───── RECORDS FOR THIS EXERCISE ─────

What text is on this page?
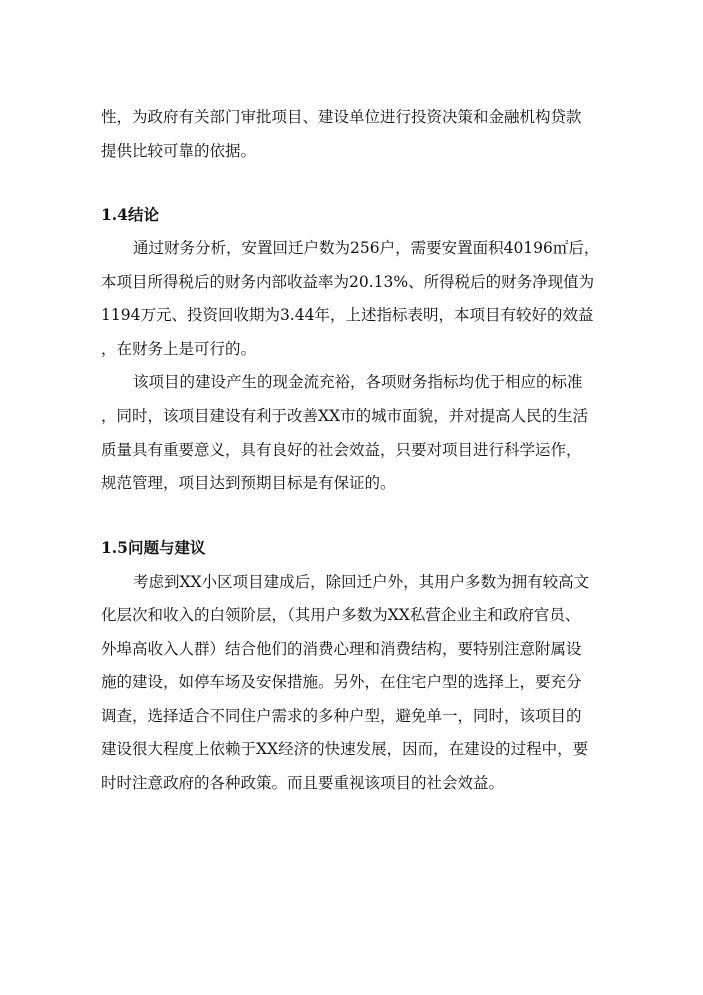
性，为政府有关部门审批项目、建设单位进行投资决策和金融机构贷款
提供比较可靠的依据。
1.4结论
通过财务分析，安置回迁户数为256户，需要安置面积40196㎡后，
本项目所得税后的财务内部收益率为20.13%、所得税后的财务净现值为
1194万元、投资回收期为3.44年，上述指标表明，本项目有较好的效益
，在财务上是可行的。
该项目的建设产生的现金流充裕，各项财务指标均优于相应的标准
，同时，该项目建设有利于改善XX市的城市面貌，并对提高人民的生活
质量具有重要意义，具有良好的社会效益，只要对项目进行科学运作，
规范管理，项目达到预期目标是有保证的。
1.5问题与建议
考虑到XX小区项目建成后，除回迁户外，其用户多数为拥有较高文
化层次和收入的白领阶层，（其用户多数为XX私营企业主和政府官员、
外埠高收入人群）结合他们的消费心理和消费结构，要特别注意附属设
施的建设，如停车场及安保措施。另外，在住宅户型的选择上，要充分
调查，选择适合不同住户需求的多种户型，避免单一，同时，该项目的
建设很大程度上依赖于XX经济的快速发展，因而，在建设的过程中，要
时时注意政府的各种政策。而且要重视该项目的社会效益。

─────

PROMPT –
The data above needs to be retyped exactly, with the images left out.

FINISHED ANSWER –
What text is on this page?
性，为政府有关部门审批项目、建设单位进行投资决策和金融机构贷款
提供比较可靠的依据。
1.4结论
通过财务分析，安置回迁户数为256户，需要安置面积40196㎡后，
本项目所得税后的财务内部收益率为20.13%、所得税后的财务净现值为
1194万元、投资回收期为3.44年，上述指标表明，本项目有较好的效益
，在财务上是可行的。
该项目的建设产生的现金流充裕，各项财务指标均优于相应的标准
，同时，该项目建设有利于改善XX市的城市面貌，并对提高人民的生活
质量具有重要意义，具有良好的社会效益，只要对项目进行科学运作，
规范管理，项目达到预期目标是有保证的。
1.5问题与建议
考虑到XX小区项目建成后，除回迁户外，其用户多数为拥有较高文
化层次和收入的白领阶层，（其用户多数为XX私营企业主和政府官员、
外埠高收入人群）结合他们的消费心理和消费结构，要特别注意附属设
施的建设，如停车场及安保措施。另外，在住宅户型的选择上，要充分
调查，选择适合不同住户需求的多种户型，避免单一，同时，该项目的
建设很大程度上依赖于XX经济的快速发展，因而，在建设的过程中，要
时时注意政府的各种政策。而且要重视该项目的社会效益。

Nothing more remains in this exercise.